#### Fragmento de origen:
+ + + +
Alfonso Ussía
En tan poco lugar
¿Cómo es posible tanta belleza en tan poco lugar?, se preguntaba José Antonio Muñoz Rojas en un capítulo de su insuperable «Cosas del Campo». Algo parecido me he preguntado en mi último paso por Ruiloba. Ya han estallado de hojas nuevas el roble, el liquidámbar, el castaño, y algo tardío, se verdea el haya. Las hortensias fuertes y decididas, sin flores todavía. Los lauros, los magnolios y los acebos. Los arces, espesos y vivos. Y las visitas. Las constantes visitas que van y vienen dibujando los caminos libres del aire. Jilgueros, verderones, petirrojos, herrerillos, reyezuelos, ruiseñores y lavanderas. Muy de mañana, los zorzales o malvises esperando el primer corte de hierba de los prados. A lo lejos, en el testero de la pequeña montaña, a última hora de la tarde, tímidos y siempre alerta, una pareja de corzos. Una buena parte de esa montaña está colonizada por eucaliptos, pero también por robles, castaños, nogales y lauros. Se dice por aquí, que las coronas de laurel que se ceñían a los héroes de Roma, venían de este brevísimo valle que sabe a menta, a heno y cidras. Campanas de la Iglesia, en el Barrio por definición, capital de Ruiloba. El Ayuntamiento en la plaza, en la plaza, la bolera y «El Ocho» de José Antonio, Juli y Mari Carmen, sede del Parlamento popular tolano. El mirlo de pico amarillo que se posa y anda. Y de cuando en cuando, el jabalí que aprovecha la noche para hocicar los prados y los jardines, que aquí se dicen huertas.
+ + + +
#### Instrucciones:
Prosigue el texto sobre Ruiloba de arriba a partir de su última frase.

[Parte de un archivo de datos]
+ + + +
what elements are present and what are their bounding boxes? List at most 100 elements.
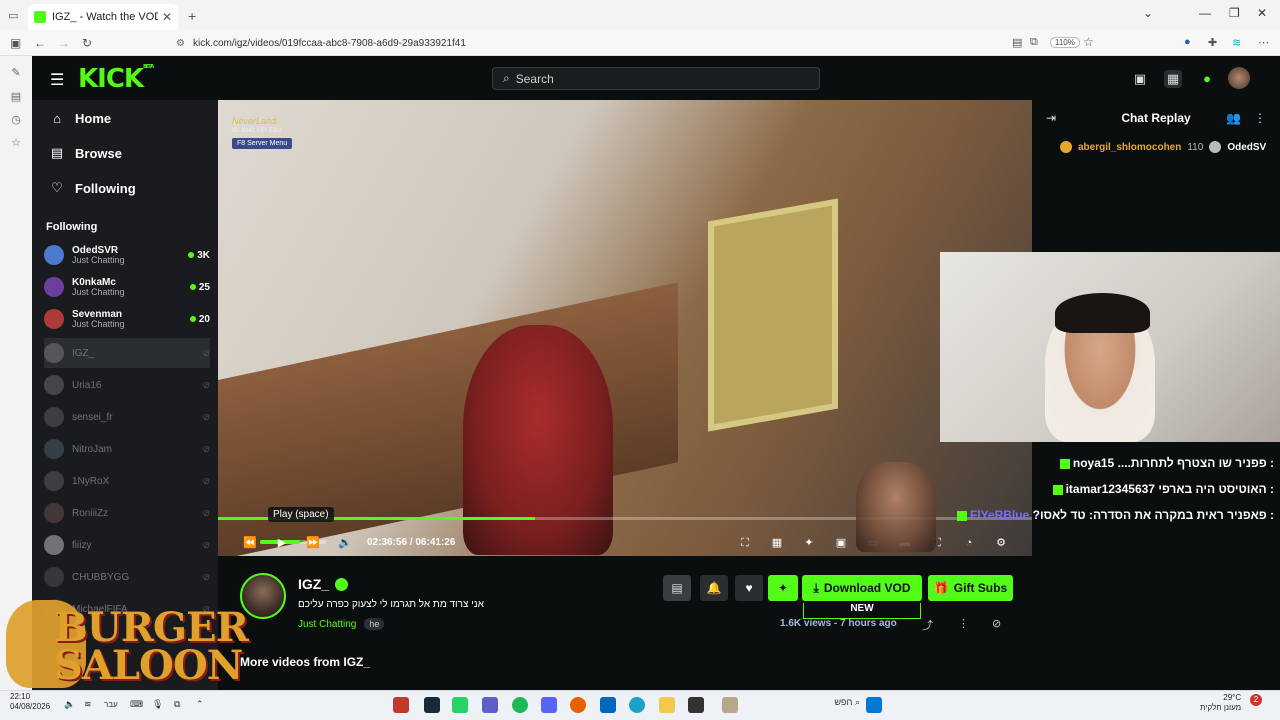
kick-k-icon[interactable]: ● [1198,70,1216,88]
chat-users-icon[interactable]: 👥 [1226,111,1241,125]
playback-speed-icon[interactable]: ◔ [961,535,977,551]
more-options-icon[interactable]: ⋮ [958,617,969,630]
taskbar-search[interactable]: חפש ⌕ [740,697,860,713]
store-icon[interactable] [600,697,616,713]
zoom-indicator[interactable]: 110% [1050,37,1080,48]
whatsapp-icon[interactable] [452,697,468,713]
notification-button[interactable]: 🔔 [700,575,728,601]
stream-category[interactable]: Just Chatting [298,619,356,630]
nav-following[interactable]: ♡ Following [48,176,135,200]
user-avatar[interactable] [1228,67,1250,89]
refresh-icon[interactable]: ↻ [82,36,92,50]
keyboard-icon[interactable]: ⌨ [130,699,143,710]
extensions-puzzle-icon[interactable]: ✚ [1208,36,1217,49]
browser-menu-icon[interactable]: ⋯ [1258,36,1269,49]
maximize-icon[interactable]: ❐ [1229,6,1240,20]
notification-count-icon[interactable]: 2 [1250,694,1262,706]
picture-in-picture-icon[interactable]: ⧉ [1030,36,1038,49]
download-vod-button[interactable]: ⤓ Download VOD [802,575,922,601]
search-input[interactable]: ⌕ Search [492,67,820,90]
collapse-chat-icon[interactable]: ⇥ [1046,111,1056,125]
nav-home[interactable]: ⌂ Home [48,106,111,130]
hamburger-menu-icon[interactable]: ☰ [50,70,64,90]
forward-icon[interactable]: → [58,36,70,50]
sidebar-toggle-icon[interactable]: ▣ [10,36,21,50]
app-icon-1[interactable] [393,697,409,713]
weather-widget[interactable]: 29°C מעונן חלקית [1200,693,1241,712]
taskbar-clock[interactable]: 22:10 04/08/2026 [10,692,50,711]
favorite-star-icon[interactable]: ☆ [1083,35,1094,49]
windows-start-icon[interactable] [866,697,882,713]
settings-gear-icon[interactable]: ⚙ [993,535,1009,551]
queue-button[interactable]: ▤ [663,575,691,601]
extension-icon[interactable]: ● [1184,36,1191,48]
kick-logo[interactable]: KICKBETA [78,64,154,94]
fast-forward-icon[interactable]: ⏩ [305,535,321,551]
sidebar-channel[interactable]: OdedSVR Just Chatting 3K [44,240,210,270]
meet-icon[interactable]: ⧉ [174,699,180,710]
edge-tool-icon[interactable]: ✎ [9,66,23,80]
tab-actions-icon[interactable]: ▭ [8,9,18,22]
clip-icon[interactable]: ⛶ [737,535,753,551]
edge-favorites-icon[interactable]: ☆ [9,136,23,150]
wifi-icon[interactable]: ≋ [84,699,92,710]
edge-history-icon[interactable]: ◷ [9,113,23,127]
site-info-icon[interactable]: ⚙ [176,38,185,49]
language-tag[interactable]: he [364,618,385,630]
input-language[interactable]: עבר [104,700,118,709]
sidebar-channel[interactable]: fiiizy ⊘ [44,530,210,560]
sidebar-channel[interactable]: K0nkaMc Just Chatting 25 [44,272,210,302]
dashboard-icon[interactable]: ▦ [1164,70,1182,88]
sidebar-channel[interactable]: 1NyRoX ⊘ [44,466,210,496]
discord-icon[interactable] [541,697,557,713]
close-tab-icon[interactable]: ✕ [162,10,172,24]
steam-icon[interactable] [424,697,440,713]
sidebar-channel[interactable]: NitroJam ⊘ [44,434,210,464]
follow-button[interactable]: ♥ [735,575,763,601]
sidebar-channel[interactable]: Uria16 ⊘ [44,370,210,400]
new-tab-icon[interactable]: + [188,8,196,24]
app-icon-2[interactable] [688,697,704,713]
chat-menu-icon[interactable]: ⋮ [1254,111,1266,125]
reader-mode-icon[interactable]: ▤ [1012,36,1022,49]
speaker-icon[interactable]: 🔈 [64,699,75,710]
volume-icon[interactable]: 🔊 [337,535,353,551]
share-icon[interactable]: ⤴ [922,617,933,633]
sidebar-channel[interactable]: CHUBBYGG ⊘ [44,562,210,592]
nav-browse[interactable]: ▤ Browse [48,141,122,165]
spotify-icon[interactable] [512,697,528,713]
minimize-icon[interactable]: — [1199,6,1211,20]
hide-icon[interactable]: ⊘ [992,617,1001,630]
gift-subs-button[interactable]: 🎁 Gift Subs [928,575,1013,601]
stats-icon[interactable]: ▦ [769,535,785,551]
sparkle-icon[interactable]: ✦ [801,535,817,551]
teams-icon[interactable] [482,697,498,713]
sidebar-channel[interactable]: Sevenman Just Chatting 20 [44,304,210,334]
edge-collections-icon[interactable]: ▤ [9,90,23,104]
file-explorer-icon[interactable] [659,697,675,713]
channel-meta: 1NyRoX [72,476,202,487]
edge-icon[interactable] [629,697,645,713]
mic-icon[interactable]: 🎙 [152,699,163,710]
url-field[interactable]: ⚙ kick.com/igz/videos/019fccaa-abc8-7908… [176,33,1106,53]
sparkle-button[interactable]: ✦ [768,575,798,601]
rewind-icon[interactable]: ⏪ [242,535,258,551]
firefox-icon[interactable] [570,697,586,713]
copilot-icon[interactable]: ≋ [1232,36,1241,49]
sidebar-channel[interactable]: RoniiiZz ⊘ [44,498,210,528]
streamer-name[interactable]: IGZ_ [298,576,349,592]
browser-tab[interactable]: IGZ_ - Watch the VOD on K ✕ [28,4,178,30]
play-button[interactable]: ▶ [274,535,290,551]
clips-icon[interactable]: ▣ [1131,70,1149,88]
tab-list-icon[interactable]: ⌄ [1143,6,1153,20]
tray-overflow-icon[interactable]: ⌃ [196,699,204,710]
search-widget-icon[interactable] [722,697,738,713]
back-icon[interactable]: ← [34,36,46,50]
miniplayer-icon[interactable]: ▣ [833,535,849,551]
sidebar-channel[interactable]: IGZ_ ⊘ [44,338,210,368]
chat-user[interactable]: itamar12345637 [1066,482,1155,496]
close-window-icon[interactable]: ✕ [1257,6,1267,20]
chat-user[interactable]: noya15 [1073,456,1114,470]
chat-user[interactable]: FlYeRBlue [970,508,1029,522]
sidebar-channel[interactable]: sensei_fr ⊘ [44,402,210,432]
+ + + +
#### Resultado del ejercicio:
A dos kilómetros desde Ruilobuca, superando Pando con su monasterio de madres carmelitas y Concha, está Liandres, y bajo su cuerda que alcanza la cima en El Remedio, la mar. Ayer, enloquecida. Por el Puente Portillo, que hace frontera entre Ruiloba y Comillas, las olas rompían salvajes del nortazo loco, y las séptimas de cada serie superaban la casa de los Montalvo, con su vocación de rompeolas. Águilas ratoneras, milanos y alcotanes volando por los azules entre nubes que hoy se mueven a las órdenes del noroeste, el viento que trae el agua, y al que aquí se le dice el Gallego, con evidente displicencia. También en Asturias culpan al Gallego de las borrascas, dejando a Galicia sin referente occidental para localizar la protesta meteorológica. En Vizcaya, al noroeste le dicen el Santanderino, y en Guipúzcoa, el Vizcaíno. Esa manía de los españoles de responsabilizar de las molestias al vecino inmediato.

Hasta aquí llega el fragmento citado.